- Stated goal -
Check each line of the records below for the string "などの傷病名がついた患者数をもとに", then state how many lines contain it, with no other output.

- Dataset entries -
--------------------------------
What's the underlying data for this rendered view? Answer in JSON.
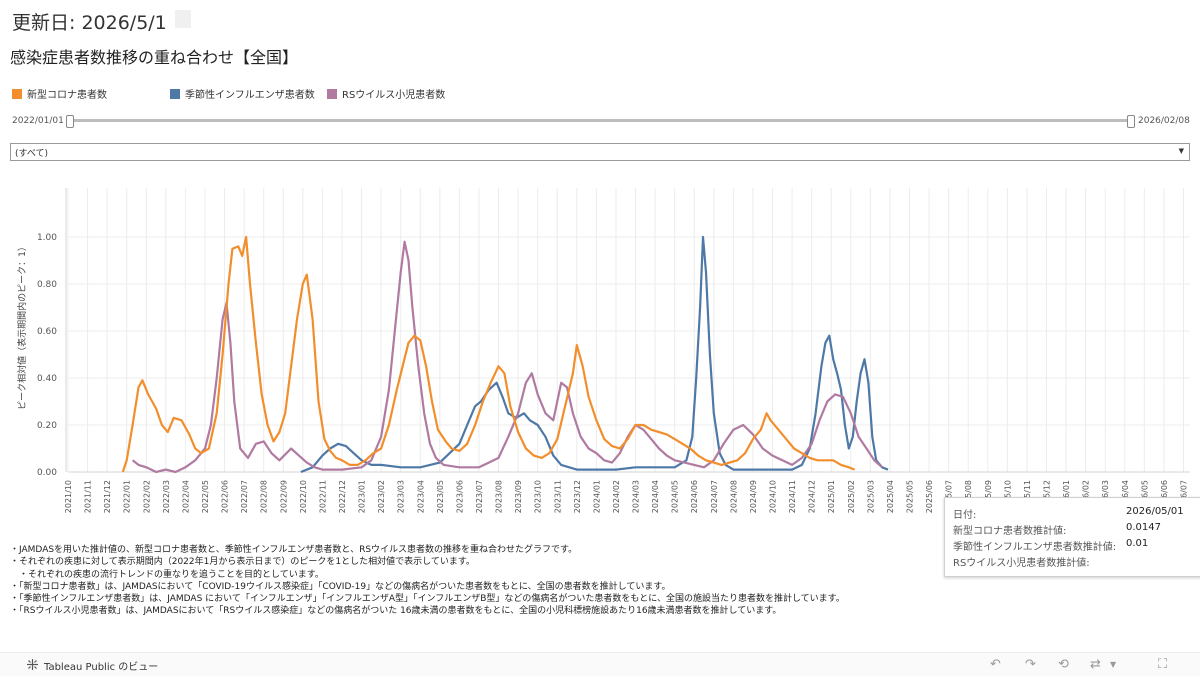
{
  "header": {
    "updated": "更新日: 2026/5/1",
    "title": "感染症患者数推移の重ね合わせ【全国】"
  },
  "legend": [
    {
      "label": "新型コロナ患者数",
      "color": "#f28e2b"
    },
    {
      "label": "季節性インフルエンザ患者数",
      "color": "#4e79a7"
    },
    {
      "label": "RSウイルス小児患者数",
      "color": "#b07aa1"
    }
  ],
  "slider": {
    "start": "2022/01/01",
    "end": "2026/02/08"
  },
  "filter": {
    "value": "(すべて)"
  },
  "chart_data": {
    "type": "line",
    "ylabel": "ピーク相対値（表示期間内のピーク：1）",
    "ylim": [
      0,
      1.0
    ],
    "yticks": [
      "0.00",
      "0.20",
      "0.40",
      "0.60",
      "0.80",
      "1.00"
    ],
    "x_ticks": [
      "2021/10",
      "2021/11",
      "2021/12",
      "2022/01",
      "2022/02",
      "2022/03",
      "2022/04",
      "2022/05",
      "2022/06",
      "2022/07",
      "2022/08",
      "2022/09",
      "2022/10",
      "2022/11",
      "2022/12",
      "2023/01",
      "2023/02",
      "2023/03",
      "2023/04",
      "2023/05",
      "2023/06",
      "2023/07",
      "2023/08",
      "2023/09",
      "2023/10",
      "2023/11",
      "2023/12",
      "2024/01",
      "2024/02",
      "2024/03",
      "2024/04",
      "2024/05",
      "2024/06",
      "2024/07",
      "2024/08",
      "2024/09",
      "2024/10",
      "2024/11",
      "2024/12",
      "2025/01",
      "2025/02",
      "2025/03",
      "2025/04",
      "2025/05",
      "2025/06",
      "2025/07",
      "2025/08",
      "2025/09",
      "2025/10",
      "2025/11",
      "2025/12",
      "2026/01",
      "2026/02",
      "2026/03",
      "2026/04",
      "2026/05",
      "2026/06",
      "2026/07"
    ],
    "series": [
      {
        "name": "新型コロナ患者数",
        "color": "#f28e2b",
        "points": [
          [
            2.8,
            0
          ],
          [
            3.0,
            0.05
          ],
          [
            3.3,
            0.2
          ],
          [
            3.6,
            0.36
          ],
          [
            3.8,
            0.39
          ],
          [
            4.1,
            0.33
          ],
          [
            4.5,
            0.27
          ],
          [
            4.8,
            0.2
          ],
          [
            5.1,
            0.17
          ],
          [
            5.4,
            0.23
          ],
          [
            5.8,
            0.22
          ],
          [
            6.2,
            0.16
          ],
          [
            6.5,
            0.1
          ],
          [
            6.8,
            0.08
          ],
          [
            7.2,
            0.1
          ],
          [
            7.6,
            0.25
          ],
          [
            7.9,
            0.5
          ],
          [
            8.2,
            0.8
          ],
          [
            8.4,
            0.95
          ],
          [
            8.7,
            0.96
          ],
          [
            8.9,
            0.92
          ],
          [
            9.1,
            1.0
          ],
          [
            9.3,
            0.8
          ],
          [
            9.6,
            0.55
          ],
          [
            9.9,
            0.33
          ],
          [
            10.2,
            0.2
          ],
          [
            10.5,
            0.13
          ],
          [
            10.8,
            0.17
          ],
          [
            11.1,
            0.25
          ],
          [
            11.4,
            0.45
          ],
          [
            11.7,
            0.65
          ],
          [
            12.0,
            0.8
          ],
          [
            12.2,
            0.84
          ],
          [
            12.5,
            0.65
          ],
          [
            12.8,
            0.3
          ],
          [
            13.1,
            0.14
          ],
          [
            13.4,
            0.09
          ],
          [
            13.7,
            0.06
          ],
          [
            14.0,
            0.05
          ],
          [
            14.4,
            0.03
          ],
          [
            14.8,
            0.03
          ],
          [
            15.2,
            0.05
          ],
          [
            15.6,
            0.08
          ],
          [
            16.0,
            0.1
          ],
          [
            16.4,
            0.2
          ],
          [
            16.8,
            0.35
          ],
          [
            17.1,
            0.45
          ],
          [
            17.4,
            0.55
          ],
          [
            17.7,
            0.58
          ],
          [
            18.0,
            0.56
          ],
          [
            18.3,
            0.45
          ],
          [
            18.6,
            0.3
          ],
          [
            18.9,
            0.18
          ],
          [
            19.3,
            0.13
          ],
          [
            19.6,
            0.1
          ],
          [
            20.0,
            0.09
          ],
          [
            20.4,
            0.12
          ],
          [
            20.8,
            0.2
          ],
          [
            21.2,
            0.3
          ],
          [
            21.6,
            0.38
          ],
          [
            22.0,
            0.45
          ],
          [
            22.3,
            0.42
          ],
          [
            22.6,
            0.28
          ],
          [
            23.0,
            0.17
          ],
          [
            23.4,
            0.1
          ],
          [
            23.8,
            0.07
          ],
          [
            24.2,
            0.06
          ],
          [
            24.6,
            0.08
          ],
          [
            25.0,
            0.14
          ],
          [
            25.4,
            0.28
          ],
          [
            25.8,
            0.42
          ],
          [
            26.0,
            0.54
          ],
          [
            26.3,
            0.45
          ],
          [
            26.6,
            0.32
          ],
          [
            27.0,
            0.22
          ],
          [
            27.4,
            0.14
          ],
          [
            27.8,
            0.11
          ],
          [
            28.2,
            0.1
          ],
          [
            28.6,
            0.14
          ],
          [
            29.0,
            0.2
          ],
          [
            29.4,
            0.2
          ],
          [
            29.8,
            0.18
          ],
          [
            30.2,
            0.17
          ],
          [
            30.6,
            0.16
          ],
          [
            31.0,
            0.14
          ],
          [
            31.4,
            0.12
          ],
          [
            31.8,
            0.1
          ],
          [
            32.2,
            0.07
          ],
          [
            32.6,
            0.05
          ],
          [
            33.0,
            0.04
          ],
          [
            33.4,
            0.03
          ],
          [
            33.8,
            0.04
          ],
          [
            34.2,
            0.05
          ],
          [
            34.6,
            0.08
          ],
          [
            35.0,
            0.14
          ],
          [
            35.4,
            0.18
          ],
          [
            35.7,
            0.25
          ],
          [
            35.9,
            0.22
          ],
          [
            36.3,
            0.18
          ],
          [
            36.7,
            0.14
          ],
          [
            37.1,
            0.1
          ],
          [
            37.5,
            0.08
          ],
          [
            37.9,
            0.06
          ],
          [
            38.3,
            0.05
          ],
          [
            38.7,
            0.05
          ],
          [
            39.1,
            0.05
          ],
          [
            39.5,
            0.03
          ],
          [
            39.9,
            0.02
          ],
          [
            40.2,
            0.01
          ]
        ]
      },
      {
        "name": "季節性インフルエンザ患者数",
        "color": "#4e79a7",
        "points": [
          [
            11.9,
            0
          ],
          [
            12.5,
            0.02
          ],
          [
            13.0,
            0.07
          ],
          [
            13.4,
            0.1
          ],
          [
            13.8,
            0.12
          ],
          [
            14.2,
            0.11
          ],
          [
            14.6,
            0.08
          ],
          [
            15.0,
            0.05
          ],
          [
            15.5,
            0.03
          ],
          [
            16.0,
            0.03
          ],
          [
            17.0,
            0.02
          ],
          [
            18.0,
            0.02
          ],
          [
            19.0,
            0.04
          ],
          [
            19.5,
            0.08
          ],
          [
            20.0,
            0.12
          ],
          [
            20.4,
            0.2
          ],
          [
            20.8,
            0.28
          ],
          [
            21.1,
            0.3
          ],
          [
            21.5,
            0.35
          ],
          [
            21.9,
            0.38
          ],
          [
            22.2,
            0.32
          ],
          [
            22.5,
            0.25
          ],
          [
            22.9,
            0.23
          ],
          [
            23.3,
            0.25
          ],
          [
            23.6,
            0.22
          ],
          [
            24.0,
            0.2
          ],
          [
            24.4,
            0.15
          ],
          [
            24.8,
            0.07
          ],
          [
            25.2,
            0.03
          ],
          [
            26,
            0.01
          ],
          [
            27,
            0.01
          ],
          [
            28,
            0.01
          ],
          [
            29,
            0.02
          ],
          [
            30,
            0.02
          ],
          [
            31.0,
            0.02
          ],
          [
            31.6,
            0.05
          ],
          [
            31.9,
            0.15
          ],
          [
            32.1,
            0.4
          ],
          [
            32.3,
            0.7
          ],
          [
            32.45,
            1.0
          ],
          [
            32.6,
            0.85
          ],
          [
            32.8,
            0.5
          ],
          [
            33.0,
            0.25
          ],
          [
            33.3,
            0.08
          ],
          [
            33.6,
            0.03
          ],
          [
            34.0,
            0.01
          ],
          [
            35,
            0.01
          ],
          [
            36,
            0.01
          ],
          [
            37,
            0.01
          ],
          [
            37.5,
            0.03
          ],
          [
            37.9,
            0.1
          ],
          [
            38.2,
            0.25
          ],
          [
            38.5,
            0.45
          ],
          [
            38.7,
            0.55
          ],
          [
            38.9,
            0.58
          ],
          [
            39.1,
            0.48
          ],
          [
            39.3,
            0.42
          ],
          [
            39.5,
            0.35
          ],
          [
            39.7,
            0.2
          ],
          [
            39.9,
            0.1
          ],
          [
            40.1,
            0.15
          ],
          [
            40.3,
            0.3
          ],
          [
            40.5,
            0.42
          ],
          [
            40.7,
            0.48
          ],
          [
            40.9,
            0.38
          ],
          [
            41.1,
            0.15
          ],
          [
            41.3,
            0.05
          ],
          [
            41.6,
            0.02
          ],
          [
            41.9,
            0.01
          ]
        ]
      },
      {
        "name": "RSウイルス小児患者数",
        "color": "#b07aa1",
        "points": [
          [
            3.3,
            0.05
          ],
          [
            3.6,
            0.03
          ],
          [
            4.0,
            0.02
          ],
          [
            4.5,
            0.0
          ],
          [
            5.0,
            0.01
          ],
          [
            5.5,
            0.0
          ],
          [
            6.0,
            0.02
          ],
          [
            6.5,
            0.05
          ],
          [
            7.0,
            0.1
          ],
          [
            7.3,
            0.2
          ],
          [
            7.6,
            0.4
          ],
          [
            7.9,
            0.65
          ],
          [
            8.1,
            0.72
          ],
          [
            8.3,
            0.55
          ],
          [
            8.5,
            0.3
          ],
          [
            8.8,
            0.1
          ],
          [
            9.2,
            0.06
          ],
          [
            9.6,
            0.12
          ],
          [
            10.0,
            0.13
          ],
          [
            10.4,
            0.08
          ],
          [
            10.8,
            0.05
          ],
          [
            11.4,
            0.1
          ],
          [
            11.8,
            0.07
          ],
          [
            12.2,
            0.04
          ],
          [
            12.6,
            0.02
          ],
          [
            13.0,
            0.01
          ],
          [
            14.0,
            0.01
          ],
          [
            15.0,
            0.02
          ],
          [
            15.5,
            0.05
          ],
          [
            16.0,
            0.15
          ],
          [
            16.4,
            0.35
          ],
          [
            16.7,
            0.6
          ],
          [
            17.0,
            0.85
          ],
          [
            17.2,
            0.98
          ],
          [
            17.4,
            0.9
          ],
          [
            17.6,
            0.7
          ],
          [
            17.9,
            0.45
          ],
          [
            18.2,
            0.25
          ],
          [
            18.5,
            0.12
          ],
          [
            18.8,
            0.06
          ],
          [
            19.2,
            0.03
          ],
          [
            20,
            0.02
          ],
          [
            21,
            0.02
          ],
          [
            21.5,
            0.04
          ],
          [
            22.0,
            0.06
          ],
          [
            22.5,
            0.15
          ],
          [
            23.0,
            0.25
          ],
          [
            23.4,
            0.38
          ],
          [
            23.7,
            0.42
          ],
          [
            24.0,
            0.33
          ],
          [
            24.4,
            0.25
          ],
          [
            24.8,
            0.22
          ],
          [
            25.2,
            0.38
          ],
          [
            25.5,
            0.36
          ],
          [
            25.8,
            0.25
          ],
          [
            26.2,
            0.15
          ],
          [
            26.6,
            0.1
          ],
          [
            27.0,
            0.08
          ],
          [
            27.4,
            0.05
          ],
          [
            27.8,
            0.04
          ],
          [
            28.2,
            0.08
          ],
          [
            28.6,
            0.15
          ],
          [
            29.0,
            0.2
          ],
          [
            29.4,
            0.18
          ],
          [
            29.8,
            0.14
          ],
          [
            30.2,
            0.1
          ],
          [
            30.6,
            0.07
          ],
          [
            31.0,
            0.05
          ],
          [
            31.5,
            0.04
          ],
          [
            32,
            0.03
          ],
          [
            32.5,
            0.02
          ],
          [
            33,
            0.05
          ],
          [
            33.5,
            0.12
          ],
          [
            34.0,
            0.18
          ],
          [
            34.5,
            0.2
          ],
          [
            35.0,
            0.16
          ],
          [
            35.5,
            0.1
          ],
          [
            36.0,
            0.07
          ],
          [
            36.5,
            0.05
          ],
          [
            37.0,
            0.03
          ],
          [
            37.5,
            0.06
          ],
          [
            38.0,
            0.12
          ],
          [
            38.4,
            0.22
          ],
          [
            38.8,
            0.3
          ],
          [
            39.2,
            0.33
          ],
          [
            39.6,
            0.32
          ],
          [
            40.0,
            0.25
          ],
          [
            40.4,
            0.15
          ],
          [
            40.8,
            0.1
          ],
          [
            41.2,
            0.05
          ],
          [
            41.6,
            0.02
          ]
        ]
      }
    ]
  },
  "notes": [
    "・JAMDASを用いた推計値の、新型コロナ患者数と、季節性インフルエンザ患者数と、RSウイルス患者数の推移を重ね合わせたグラフです。",
    "・それぞれの疾患に対して表示期間内（2022年1月から表示日まで）のピークを1とした相対値で表示しています。",
    "　・それぞれの疾患の流行トレンドの重なりを追うことを目的としています。",
    "・「新型コロナ患者数」は、JAMDASにおいて「COVID-19ウイルス感染症」「COVID-19」などの傷病名がついた患者数をもとに、全国の患者数を推計しています。",
    "・「季節性インフルエンザ患者数」は、JAMDAS において「インフルエンザ」「インフルエンザA型」「インフルエンザB型」などの傷病名がついた患者数をもとに、全国の施設当たり患者数を推計しています。",
    "・「RSウイルス小児患者数」は、JAMDASにおいて「RSウイルス感染症」などの傷病名がついた 16歳未満の患者数をもとに、全国の小児科標榜施設あたり16歳未満患者数を推計しています。"
  ],
  "tooltip": {
    "date_label": "日付:",
    "date_value": "2026/05/01",
    "covid_label": "新型コロナ患者数推計値:",
    "covid_value": "0.0147",
    "flu_label": "季節性インフルエンザ患者数推計値:",
    "flu_value": "0.01",
    "rsv_label": "RSウイルス小児患者数推計値:",
    "rsv_value": ""
  },
  "footer": {
    "label": "Tableau Public のビュー"
  }
}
--------------------------------
- Solution to this task -
2